• **INSTRUCTION**:
Isolate every line in the data with the string "screenshot" and copy it.

• **ENTRIES SHOWN**:
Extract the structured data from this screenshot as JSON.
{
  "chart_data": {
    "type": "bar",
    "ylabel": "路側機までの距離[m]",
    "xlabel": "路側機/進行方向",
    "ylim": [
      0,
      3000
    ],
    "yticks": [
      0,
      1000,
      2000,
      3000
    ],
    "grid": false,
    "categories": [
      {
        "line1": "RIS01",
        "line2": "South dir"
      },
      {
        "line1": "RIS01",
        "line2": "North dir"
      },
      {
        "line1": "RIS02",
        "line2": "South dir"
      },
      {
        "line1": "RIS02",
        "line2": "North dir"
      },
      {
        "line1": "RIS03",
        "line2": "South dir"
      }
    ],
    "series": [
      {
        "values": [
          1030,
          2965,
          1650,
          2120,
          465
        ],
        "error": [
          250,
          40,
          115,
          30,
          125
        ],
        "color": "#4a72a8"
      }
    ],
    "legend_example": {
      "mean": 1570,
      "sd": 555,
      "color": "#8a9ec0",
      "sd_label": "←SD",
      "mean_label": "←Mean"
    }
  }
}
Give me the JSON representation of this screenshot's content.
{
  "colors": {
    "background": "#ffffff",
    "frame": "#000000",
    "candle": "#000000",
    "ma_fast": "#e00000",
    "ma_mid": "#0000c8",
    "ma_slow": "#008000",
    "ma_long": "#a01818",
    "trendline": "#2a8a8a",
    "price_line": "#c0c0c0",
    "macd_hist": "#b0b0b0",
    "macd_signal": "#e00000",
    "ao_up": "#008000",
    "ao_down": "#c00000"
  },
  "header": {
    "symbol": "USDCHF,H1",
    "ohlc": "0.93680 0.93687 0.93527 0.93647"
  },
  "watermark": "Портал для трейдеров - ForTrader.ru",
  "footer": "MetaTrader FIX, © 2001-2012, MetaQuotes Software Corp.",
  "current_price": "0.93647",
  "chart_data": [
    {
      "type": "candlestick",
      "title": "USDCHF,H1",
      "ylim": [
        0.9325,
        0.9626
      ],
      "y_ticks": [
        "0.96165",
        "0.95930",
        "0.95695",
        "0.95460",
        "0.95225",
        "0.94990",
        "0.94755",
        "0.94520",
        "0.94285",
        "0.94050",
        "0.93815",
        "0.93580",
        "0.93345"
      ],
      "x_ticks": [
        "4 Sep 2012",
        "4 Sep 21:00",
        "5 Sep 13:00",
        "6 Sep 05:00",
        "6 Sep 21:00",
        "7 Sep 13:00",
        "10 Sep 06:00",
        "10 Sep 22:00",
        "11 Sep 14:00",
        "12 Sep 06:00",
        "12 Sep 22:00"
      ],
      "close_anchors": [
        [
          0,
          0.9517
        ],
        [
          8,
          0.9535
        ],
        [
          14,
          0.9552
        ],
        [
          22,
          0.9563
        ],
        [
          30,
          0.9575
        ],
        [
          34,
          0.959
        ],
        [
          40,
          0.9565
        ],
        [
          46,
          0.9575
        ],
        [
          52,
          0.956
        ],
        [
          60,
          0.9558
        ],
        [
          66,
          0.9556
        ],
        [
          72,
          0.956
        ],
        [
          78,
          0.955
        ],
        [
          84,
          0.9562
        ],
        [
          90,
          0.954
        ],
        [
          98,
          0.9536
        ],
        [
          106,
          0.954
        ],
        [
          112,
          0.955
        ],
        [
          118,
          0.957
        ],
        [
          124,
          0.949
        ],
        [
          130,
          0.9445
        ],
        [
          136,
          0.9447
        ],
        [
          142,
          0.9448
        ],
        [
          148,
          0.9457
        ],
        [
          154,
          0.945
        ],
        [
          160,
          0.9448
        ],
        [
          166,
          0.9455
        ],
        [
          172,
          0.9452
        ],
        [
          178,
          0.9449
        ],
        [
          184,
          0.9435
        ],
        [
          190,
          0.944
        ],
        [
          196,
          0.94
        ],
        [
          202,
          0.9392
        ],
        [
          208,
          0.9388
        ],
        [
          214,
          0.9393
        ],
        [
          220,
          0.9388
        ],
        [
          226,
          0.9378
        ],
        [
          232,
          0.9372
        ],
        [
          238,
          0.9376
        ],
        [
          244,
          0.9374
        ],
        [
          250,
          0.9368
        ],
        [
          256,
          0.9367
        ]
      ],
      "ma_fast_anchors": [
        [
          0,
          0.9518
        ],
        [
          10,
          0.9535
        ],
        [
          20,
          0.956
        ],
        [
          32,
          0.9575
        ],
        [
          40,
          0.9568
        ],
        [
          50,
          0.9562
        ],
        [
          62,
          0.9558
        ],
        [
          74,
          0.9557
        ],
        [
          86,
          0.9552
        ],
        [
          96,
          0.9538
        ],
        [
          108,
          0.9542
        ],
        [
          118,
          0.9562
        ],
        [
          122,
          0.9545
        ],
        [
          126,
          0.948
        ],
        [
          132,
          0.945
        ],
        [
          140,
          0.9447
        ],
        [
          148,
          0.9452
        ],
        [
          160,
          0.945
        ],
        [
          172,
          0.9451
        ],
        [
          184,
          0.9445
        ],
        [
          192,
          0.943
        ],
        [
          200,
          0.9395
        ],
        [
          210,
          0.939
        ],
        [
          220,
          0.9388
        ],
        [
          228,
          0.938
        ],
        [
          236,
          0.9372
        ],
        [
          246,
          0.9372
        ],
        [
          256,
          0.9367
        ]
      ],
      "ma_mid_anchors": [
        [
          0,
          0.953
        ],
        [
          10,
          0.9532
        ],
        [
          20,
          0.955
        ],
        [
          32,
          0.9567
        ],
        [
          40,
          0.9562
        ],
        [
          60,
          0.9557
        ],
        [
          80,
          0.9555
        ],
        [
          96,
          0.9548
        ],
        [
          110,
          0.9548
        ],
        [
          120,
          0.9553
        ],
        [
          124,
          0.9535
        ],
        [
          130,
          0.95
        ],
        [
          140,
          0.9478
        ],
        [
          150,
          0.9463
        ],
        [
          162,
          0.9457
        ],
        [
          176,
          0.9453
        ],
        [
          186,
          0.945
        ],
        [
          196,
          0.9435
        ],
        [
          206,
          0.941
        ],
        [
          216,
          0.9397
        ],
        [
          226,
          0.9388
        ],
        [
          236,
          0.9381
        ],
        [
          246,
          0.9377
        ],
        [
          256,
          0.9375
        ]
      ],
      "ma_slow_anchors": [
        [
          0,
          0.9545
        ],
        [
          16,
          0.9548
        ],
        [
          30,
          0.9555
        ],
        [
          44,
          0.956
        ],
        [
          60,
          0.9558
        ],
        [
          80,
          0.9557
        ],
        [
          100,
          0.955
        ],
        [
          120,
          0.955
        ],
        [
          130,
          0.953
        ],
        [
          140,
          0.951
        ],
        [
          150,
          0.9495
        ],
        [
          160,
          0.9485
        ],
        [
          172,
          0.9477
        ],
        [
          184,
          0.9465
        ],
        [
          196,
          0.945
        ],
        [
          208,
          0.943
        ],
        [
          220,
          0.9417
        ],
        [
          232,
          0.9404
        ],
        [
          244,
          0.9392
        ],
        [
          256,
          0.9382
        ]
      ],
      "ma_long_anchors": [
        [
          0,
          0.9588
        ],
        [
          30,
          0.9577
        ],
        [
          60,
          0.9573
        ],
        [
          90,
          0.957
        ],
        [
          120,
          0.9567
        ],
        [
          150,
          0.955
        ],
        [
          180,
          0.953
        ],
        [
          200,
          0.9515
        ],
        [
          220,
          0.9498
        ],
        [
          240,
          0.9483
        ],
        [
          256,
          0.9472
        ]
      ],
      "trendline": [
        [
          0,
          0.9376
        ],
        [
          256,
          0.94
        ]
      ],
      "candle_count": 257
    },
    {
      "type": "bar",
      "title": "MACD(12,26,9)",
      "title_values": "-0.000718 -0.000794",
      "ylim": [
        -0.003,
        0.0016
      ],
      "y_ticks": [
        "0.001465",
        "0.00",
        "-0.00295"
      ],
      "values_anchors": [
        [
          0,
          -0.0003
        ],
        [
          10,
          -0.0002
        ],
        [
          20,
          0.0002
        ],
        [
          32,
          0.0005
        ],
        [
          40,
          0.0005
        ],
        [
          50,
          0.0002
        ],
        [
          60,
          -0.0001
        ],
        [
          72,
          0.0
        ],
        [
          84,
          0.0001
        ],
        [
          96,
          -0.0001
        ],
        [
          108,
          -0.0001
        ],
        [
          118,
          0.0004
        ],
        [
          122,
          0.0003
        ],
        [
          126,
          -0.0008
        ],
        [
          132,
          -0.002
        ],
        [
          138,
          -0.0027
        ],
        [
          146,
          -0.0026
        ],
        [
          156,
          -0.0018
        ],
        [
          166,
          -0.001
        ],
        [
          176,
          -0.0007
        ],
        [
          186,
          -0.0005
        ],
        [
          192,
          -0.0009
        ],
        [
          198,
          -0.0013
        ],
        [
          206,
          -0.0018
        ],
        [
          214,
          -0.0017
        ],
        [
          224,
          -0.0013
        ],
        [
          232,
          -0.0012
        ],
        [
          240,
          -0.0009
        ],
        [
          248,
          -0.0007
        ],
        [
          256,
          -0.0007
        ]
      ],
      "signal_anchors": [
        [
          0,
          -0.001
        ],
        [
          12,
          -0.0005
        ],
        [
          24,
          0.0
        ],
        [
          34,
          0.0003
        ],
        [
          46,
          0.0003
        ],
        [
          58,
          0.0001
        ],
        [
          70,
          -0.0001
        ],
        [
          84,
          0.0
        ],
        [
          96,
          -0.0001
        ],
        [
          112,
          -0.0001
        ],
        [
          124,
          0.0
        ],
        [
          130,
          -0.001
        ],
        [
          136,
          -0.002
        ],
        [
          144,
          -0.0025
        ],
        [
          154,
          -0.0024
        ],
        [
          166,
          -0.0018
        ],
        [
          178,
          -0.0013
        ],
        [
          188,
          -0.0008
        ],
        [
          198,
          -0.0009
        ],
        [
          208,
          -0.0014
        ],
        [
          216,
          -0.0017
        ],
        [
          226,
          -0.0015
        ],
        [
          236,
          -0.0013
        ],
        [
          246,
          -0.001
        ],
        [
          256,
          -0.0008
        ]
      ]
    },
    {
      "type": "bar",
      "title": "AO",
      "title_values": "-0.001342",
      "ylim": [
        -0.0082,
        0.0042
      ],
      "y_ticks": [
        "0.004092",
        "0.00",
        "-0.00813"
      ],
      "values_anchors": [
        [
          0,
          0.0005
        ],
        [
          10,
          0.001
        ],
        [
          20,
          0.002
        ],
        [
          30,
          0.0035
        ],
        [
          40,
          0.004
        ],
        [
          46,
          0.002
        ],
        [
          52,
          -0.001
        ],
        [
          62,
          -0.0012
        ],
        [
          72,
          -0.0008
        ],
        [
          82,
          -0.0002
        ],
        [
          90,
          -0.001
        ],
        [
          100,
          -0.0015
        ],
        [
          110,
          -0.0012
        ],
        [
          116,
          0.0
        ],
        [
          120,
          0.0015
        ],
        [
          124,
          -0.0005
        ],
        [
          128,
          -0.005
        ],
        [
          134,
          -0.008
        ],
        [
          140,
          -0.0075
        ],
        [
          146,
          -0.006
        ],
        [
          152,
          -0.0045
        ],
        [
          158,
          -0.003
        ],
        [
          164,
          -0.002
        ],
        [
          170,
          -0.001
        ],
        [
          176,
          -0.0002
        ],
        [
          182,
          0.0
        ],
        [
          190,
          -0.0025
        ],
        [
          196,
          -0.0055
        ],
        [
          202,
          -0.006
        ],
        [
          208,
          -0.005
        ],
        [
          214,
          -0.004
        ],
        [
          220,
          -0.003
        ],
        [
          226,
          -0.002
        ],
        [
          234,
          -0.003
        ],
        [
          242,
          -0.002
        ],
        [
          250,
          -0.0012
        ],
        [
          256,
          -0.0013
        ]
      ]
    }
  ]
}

• **RESULT**:
Extract the structured data from this screenshot as JSON.
Give me the JSON representation of this screenshot's content.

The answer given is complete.